--- begin MATERIAL TO PROCESS ---

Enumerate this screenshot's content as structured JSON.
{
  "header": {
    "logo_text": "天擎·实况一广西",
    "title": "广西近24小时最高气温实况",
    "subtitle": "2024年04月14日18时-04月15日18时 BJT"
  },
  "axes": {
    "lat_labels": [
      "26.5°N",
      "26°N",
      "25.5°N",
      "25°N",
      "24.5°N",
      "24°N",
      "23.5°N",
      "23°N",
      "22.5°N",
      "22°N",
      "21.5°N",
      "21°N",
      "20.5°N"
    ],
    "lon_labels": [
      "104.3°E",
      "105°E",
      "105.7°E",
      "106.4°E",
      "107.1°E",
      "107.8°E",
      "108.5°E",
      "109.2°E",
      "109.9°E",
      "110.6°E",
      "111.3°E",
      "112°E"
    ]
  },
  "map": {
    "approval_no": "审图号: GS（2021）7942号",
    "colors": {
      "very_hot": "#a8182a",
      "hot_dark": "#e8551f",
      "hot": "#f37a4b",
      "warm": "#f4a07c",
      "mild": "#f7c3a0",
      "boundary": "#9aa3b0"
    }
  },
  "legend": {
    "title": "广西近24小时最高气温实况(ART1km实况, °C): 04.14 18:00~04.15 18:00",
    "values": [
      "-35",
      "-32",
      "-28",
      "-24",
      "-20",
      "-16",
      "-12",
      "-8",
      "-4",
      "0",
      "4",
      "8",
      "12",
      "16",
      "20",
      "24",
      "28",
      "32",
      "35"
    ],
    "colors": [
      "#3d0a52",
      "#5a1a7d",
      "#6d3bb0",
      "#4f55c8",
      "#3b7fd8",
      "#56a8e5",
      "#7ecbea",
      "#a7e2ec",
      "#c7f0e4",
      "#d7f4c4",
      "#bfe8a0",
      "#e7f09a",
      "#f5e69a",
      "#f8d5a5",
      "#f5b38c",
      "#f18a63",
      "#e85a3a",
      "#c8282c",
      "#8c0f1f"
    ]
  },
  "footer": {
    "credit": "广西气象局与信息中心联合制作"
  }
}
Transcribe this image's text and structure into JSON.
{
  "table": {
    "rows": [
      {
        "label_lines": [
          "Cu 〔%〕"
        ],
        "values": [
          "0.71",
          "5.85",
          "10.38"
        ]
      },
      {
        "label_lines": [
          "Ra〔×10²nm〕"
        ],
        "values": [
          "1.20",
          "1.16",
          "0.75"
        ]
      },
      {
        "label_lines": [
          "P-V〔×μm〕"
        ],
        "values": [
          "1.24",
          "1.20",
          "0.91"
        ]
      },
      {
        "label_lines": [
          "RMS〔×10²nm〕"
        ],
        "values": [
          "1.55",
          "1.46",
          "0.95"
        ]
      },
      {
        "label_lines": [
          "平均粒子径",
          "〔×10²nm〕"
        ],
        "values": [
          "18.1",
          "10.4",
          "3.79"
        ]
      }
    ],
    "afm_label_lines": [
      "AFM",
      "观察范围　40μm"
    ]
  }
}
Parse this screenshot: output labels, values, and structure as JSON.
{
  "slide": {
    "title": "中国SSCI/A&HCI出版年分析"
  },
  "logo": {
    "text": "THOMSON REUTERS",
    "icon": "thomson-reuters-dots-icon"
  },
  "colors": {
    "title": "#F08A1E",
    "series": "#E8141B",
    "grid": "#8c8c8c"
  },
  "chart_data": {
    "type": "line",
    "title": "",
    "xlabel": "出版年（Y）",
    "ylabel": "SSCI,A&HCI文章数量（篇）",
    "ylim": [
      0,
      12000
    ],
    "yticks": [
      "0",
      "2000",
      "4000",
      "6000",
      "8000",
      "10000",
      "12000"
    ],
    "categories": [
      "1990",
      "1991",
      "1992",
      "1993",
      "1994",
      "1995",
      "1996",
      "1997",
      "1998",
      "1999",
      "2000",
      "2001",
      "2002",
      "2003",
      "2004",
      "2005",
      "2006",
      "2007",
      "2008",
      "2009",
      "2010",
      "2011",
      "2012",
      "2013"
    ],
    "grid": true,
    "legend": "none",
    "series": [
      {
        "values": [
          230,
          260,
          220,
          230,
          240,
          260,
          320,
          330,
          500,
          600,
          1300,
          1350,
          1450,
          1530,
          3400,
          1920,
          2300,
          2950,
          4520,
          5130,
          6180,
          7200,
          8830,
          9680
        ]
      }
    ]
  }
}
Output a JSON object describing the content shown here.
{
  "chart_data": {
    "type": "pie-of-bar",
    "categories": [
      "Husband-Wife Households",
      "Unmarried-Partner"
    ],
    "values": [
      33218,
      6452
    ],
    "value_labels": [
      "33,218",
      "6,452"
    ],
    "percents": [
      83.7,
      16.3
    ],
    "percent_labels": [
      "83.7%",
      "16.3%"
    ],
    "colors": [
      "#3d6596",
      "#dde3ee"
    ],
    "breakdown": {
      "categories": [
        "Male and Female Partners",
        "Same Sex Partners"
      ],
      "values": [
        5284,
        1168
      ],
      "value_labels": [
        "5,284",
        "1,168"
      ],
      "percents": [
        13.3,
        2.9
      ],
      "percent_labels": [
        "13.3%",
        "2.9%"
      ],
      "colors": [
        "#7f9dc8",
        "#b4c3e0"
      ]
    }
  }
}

--- end MATERIAL TO PROCESS ---

State how many lines of the records above contain "JSON", with no words besides the number.

4